* Goal: Repeat every record below exactly, omitting any pictures.

(Data excerpts)
────────────────
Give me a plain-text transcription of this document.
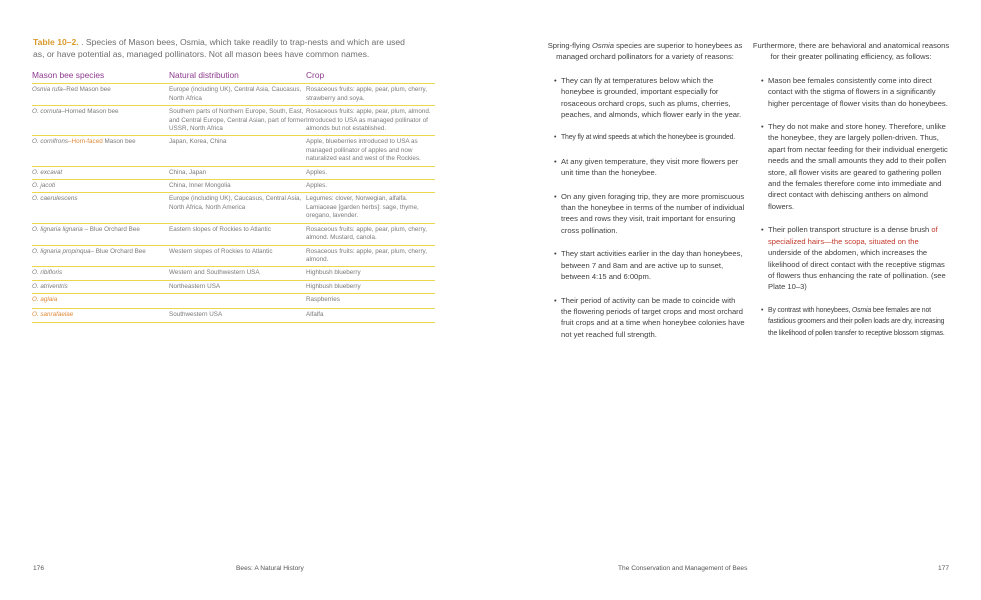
Table 10–2. . Species of Mason bees, Osmia, which take readily to trap-nests and which are used as, or have potential as, managed pollinators. Not all mason bees have common names.
Mason bee species	Natural distribution	Crop
Osmia rufa–Red Mason bee	Europe (including UK), Central Asia, Caucasus, North Africa	Rosaceous fruits: apple, pear, plum, cherry, strawberry and soya.
O. cornuta–Horned Mason bee	Southern parts of Northern Europe, South, East, and Central Europe, Central Asian, part of former USSR, North Africa	Rosaceous fruits: apple, pear, plum, almond. Introduced to USA as managed pollinator of almonds but not established.
O. cornifrons–Horn-faced Mason bee	Japan, Korea, China	Apple, blueberries introduced to USA as managed pollinator of apples and now naturalized east and west of the Rockies.
O. excavat	China, Japan	Apples.
O. jacoti	China, Inner Mongolia	Apples.
O. caerulescens	Europe (including UK), Caucasus, Central Asia, North Africa, North America	Legumes: clover, Norwegian, alfalfa. Lamiaceae [garden herbs]: sage, thyme, oregano, lavender.
O. lignaria lignaria – Blue Orchard Bee	Eastern slopes of Rockies to Atlantic	Rosaceous fruits: apple, pear, plum, cherry, almond. Mustard, canola.
O. lignaria propinqua– Blue Orchard Bee	Western slopes of Rockies to Atlantic	Rosaceous fruits: apple, pear, plum, cherry, almond.
O. ribifloris	Western and Southwestern USA	Highbush blueberry
O. atriventris	Northeastern USA	Highbush blueberry
O. aglaia		Raspberries
O. sanrafaelae	Southwestern USA	Alfalfa
176	Bees: A Natural History

Spring-flying Osmia species are superior to honeybees as managed orchard pollinators for a variety of reasons:

• They can fly at temperatures below which the honeybee is grounded, important especially for rosaceous orchard crops, such as plums, cherries, peaches, and almonds, which flower early in the year.
• They fly at wind speeds at which the honeybee is grounded.
• At any given temperature, they visit more flowers per unit time than the honeybee.
• On any given foraging trip, they are more promiscuous than the honeybee in terms of the number of individual trees and rows they visit, trait important for ensuring cross pollination.
• They start activities earlier in the day than honeybees, between 7 and 8am and are active up to sunset, between 4:15 and 6:00pm.
• Their period of activity can be made to coincide with the flowering periods of target crops and most orchard fruit crops and at a time when honeybee colonies have not yet reached full strength.

Furthermore, there are behavioral and anatomical reasons for their greater pollinating efficiency, as follows:

• Mason bee females consistently come into direct contact with the stigma of flowers in a significantly higher percentage of flower visits than do honeybees.
• They do not make and store honey. Therefore, unlike the honeybee, they are largely pollen-driven. Thus, apart from nectar feeding for their individual energetic needs and the small amounts they add to their pollen store, all flower visits are geared to gathering pollen and the females therefore come into immediate and direct contact with dehiscing anthers on almond flowers.
• Their pollen transport structure is a dense brush of specialized hairs—the scopa, situated on the underside of the abdomen, which increases the likelihood of direct contact with the receptive stigmas of flowers thus enhancing the rate of pollination. (see Plate 10–3)
• By contrast with honeybees, Osmia bee females are not fastidious groomers and their pollen loads are dry, increasing the likelihood of pollen transfer to receptive blossom stigmas.
The Conservation and Management of Bees	177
────────────────
* Expected answer:
Give me a plain-text transcription of this document.
Table 10–2. . Species of Mason bees, Osmia, which take readily to trap-nests and which are used as, or have potential as, managed pollinators. Not all mason bees have common names.
Mason bee species	Natural distribution	Crop
Osmia rufa–Red Mason bee	Europe (including UK), Central Asia, Caucasus, North Africa	Rosaceous fruits: apple, pear, plum, cherry, strawberry and soya.
O. cornuta–Horned Mason bee	Southern parts of Northern Europe, South, East, and Central Europe, Central Asian, part of former USSR, North Africa	Rosaceous fruits: apple, pear, plum, almond. Introduced to USA as managed pollinator of almonds but not established.
O. cornifrons–Horn-faced Mason bee	Japan, Korea, China	Apple, blueberries introduced to USA as managed pollinator of apples and now naturalized east and west of the Rockies.
O. excavat	China, Japan	Apples.
O. jacoti	China, Inner Mongolia	Apples.
O. caerulescens	Europe (including UK), Caucasus, Central Asia, North Africa, North America	Legumes: clover, Norwegian, alfalfa. Lamiaceae [garden herbs]: sage, thyme, oregano, lavender.
O. lignaria lignaria – Blue Orchard Bee	Eastern slopes of Rockies to Atlantic	Rosaceous fruits: apple, pear, plum, cherry, almond. Mustard, canola.
O. lignaria propinqua– Blue Orchard Bee	Western slopes of Rockies to Atlantic	Rosaceous fruits: apple, pear, plum, cherry, almond.
O. ribifloris	Western and Southwestern USA	Highbush blueberry
O. atriventris	Northeastern USA	Highbush blueberry
O. aglaia		Raspberries
O. sanrafaelae	Southwestern USA	Alfalfa
176	Bees: A Natural History

Spring-flying Osmia species are superior to honeybees as managed orchard pollinators for a variety of reasons:

• They can fly at temperatures below which the honeybee is grounded, important especially for rosaceous orchard crops, such as plums, cherries, peaches, and almonds, which flower early in the year.
• They fly at wind speeds at which the honeybee is grounded.
• At any given temperature, they visit more flowers per unit time than the honeybee.
• On any given foraging trip, they are more promiscuous than the honeybee in terms of the number of individual trees and rows they visit, trait important for ensuring cross pollination.
• They start activities earlier in the day than honeybees, between 7 and 8am and are active up to sunset, between 4:15 and 6:00pm.
• Their period of activity can be made to coincide with the flowering periods of target crops and most orchard fruit crops and at a time when honeybee colonies have not yet reached full strength.

Furthermore, there are behavioral and anatomical reasons for their greater pollinating efficiency, as follows:

• Mason bee females consistently come into direct contact with the stigma of flowers in a significantly higher percentage of flower visits than do honeybees.
• They do not make and store honey. Therefore, unlike the honeybee, they are largely pollen-driven. Thus, apart from nectar feeding for their individual energetic needs and the small amounts they add to their pollen store, all flower visits are geared to gathering pollen and the females therefore come into immediate and direct contact with dehiscing anthers on almond flowers.
• Their pollen transport structure is a dense brush of specialized hairs—the scopa, situated on the underside of the abdomen, which increases the likelihood of direct contact with the receptive stigmas of flowers thus enhancing the rate of pollination. (see Plate 10–3)
• By contrast with honeybees, Osmia bee females are not fastidious groomers and their pollen loads are dry, increasing the likelihood of pollen transfer to receptive blossom stigmas.
The Conservation and Management of Bees	177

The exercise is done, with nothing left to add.